Given records:

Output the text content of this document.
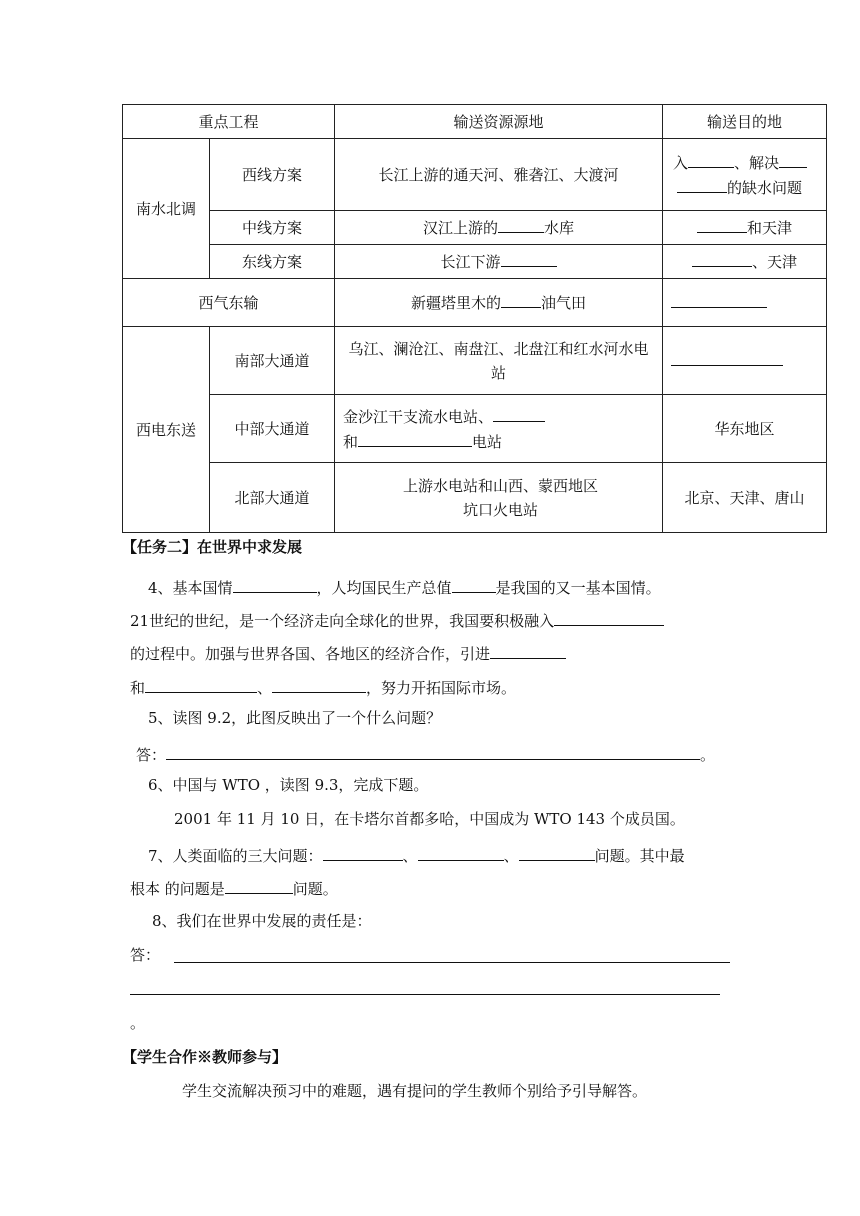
重点工程		输送资源源地	输送目的地
南水北调	西线方案	长江上游的通天河、雅砻江、大渡河	入 、解决
的缺水问题
	中线方案	汉江上游的 水库	和天津
	东线方案	长江下游	、天津
西气东输		新疆塔里木的 油气田	
西电东送	南部大通道	乌江、澜沧江、南盘江、北盘江和红水河水电站	
	中部大通道	金沙江干支流水电站、
和 电站	华东地区
	北部大通道	上游水电站和山西、蒙西地区坑口火电站	北京、天津、唐山
【任务二】在世界中求发展
4、基本国情	，人均国民生产总值	是我国的又一基本国情。
21世纪的世纪，是一个经济走向全球化的世界，我国要积极融入
的过程中。加强与世界各国、各地区的经济合作，引进
和	、	，努力开拓国际市场。
5、读图 9.2，此图反映出了一个什么问题？
答：	。
6、中国与 WTO ，读图 9.3，完成下题。
2001 年 11 月 10 日，在卡塔尔首都多哈，中国成为 WTO 143 个成员国。
7、人类面临的三大问题：	、	、	问题。其中最
根本 的问题是	问题。
8、我们在世界中发展的责任是：
答：
。
【学生合作※教师参与】
学生交流解决预习中的难题，遇有提问的学生教师个别给予引导解答。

Work to complete:
None of the pictures should appear; repeat the records exactly otherwise.

Task answer:
Output the text content of this document.
重点工程		输送资源源地	输送目的地
南水北调	西线方案	长江上游的通天河、雅砻江、大渡河	入 、解决
的缺水问题
	中线方案	汉江上游的 水库	和天津
	东线方案	长江下游	、天津
西气东输		新疆塔里木的 油气田	
西电东送	南部大通道	乌江、澜沧江、南盘江、北盘江和红水河水电站	
	中部大通道	金沙江干支流水电站、
和 电站	华东地区
	北部大通道	上游水电站和山西、蒙西地区坑口火电站	北京、天津、唐山
【任务二】在世界中求发展
4、基本国情	，人均国民生产总值	是我国的又一基本国情。
21世纪的世纪，是一个经济走向全球化的世界，我国要积极融入
的过程中。加强与世界各国、各地区的经济合作，引进
和	、	，努力开拓国际市场。
5、读图 9.2，此图反映出了一个什么问题？
答：	。
6、中国与 WTO ，读图 9.3，完成下题。
2001 年 11 月 10 日，在卡塔尔首都多哈，中国成为 WTO 143 个成员国。
7、人类面临的三大问题：	、	、	问题。其中最
根本 的问题是	问题。
8、我们在世界中发展的责任是：
答：
。
【学生合作※教师参与】
学生交流解决预习中的难题，遇有提问的学生教师个别给予引导解答。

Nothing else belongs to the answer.